Set task: Please restate the following records word for word.

##### Supplied data

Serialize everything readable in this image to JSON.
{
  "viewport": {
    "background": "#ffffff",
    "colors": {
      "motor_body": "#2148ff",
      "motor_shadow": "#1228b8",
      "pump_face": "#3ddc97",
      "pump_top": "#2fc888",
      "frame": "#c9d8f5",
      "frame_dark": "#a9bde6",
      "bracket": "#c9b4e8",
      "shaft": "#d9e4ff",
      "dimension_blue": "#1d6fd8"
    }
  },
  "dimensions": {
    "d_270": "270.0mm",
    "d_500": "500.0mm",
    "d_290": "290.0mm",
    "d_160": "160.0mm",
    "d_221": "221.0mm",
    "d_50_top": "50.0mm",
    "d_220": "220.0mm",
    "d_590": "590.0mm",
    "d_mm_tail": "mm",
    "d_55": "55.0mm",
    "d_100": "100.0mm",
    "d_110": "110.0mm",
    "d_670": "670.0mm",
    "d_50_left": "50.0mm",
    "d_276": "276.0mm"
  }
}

##########

Output of the task:
Serialize everything readable in this image to JSON.
{
  "viewport": {
    "background": "#ffffff",
    "colors": {
      "motor_body": "#2148ff",
      "motor_shadow": "#1228b8",
      "pump_face": "#3ddc97",
      "pump_top": "#2fc888",
      "frame": "#c9d8f5",
      "frame_dark": "#a9bde6",
      "bracket": "#c9b4e8",
      "shaft": "#d9e4ff",
      "dimension_blue": "#1d6fd8"
    }
  },
  "dimensions": {
    "d_270": "270.0mm",
    "d_500": "500.0mm",
    "d_290": "290.0mm",
    "d_160": "160.0mm",
    "d_221": "221.0mm",
    "d_50_top": "50.0mm",
    "d_220": "220.0mm",
    "d_590": "590.0mm",
    "d_mm_tail": "mm",
    "d_55": "55.0mm",
    "d_100": "100.0mm",
    "d_110": "110.0mm",
    "d_670": "670.0mm",
    "d_50_left": "50.0mm",
    "d_276": "276.0mm"
  }
}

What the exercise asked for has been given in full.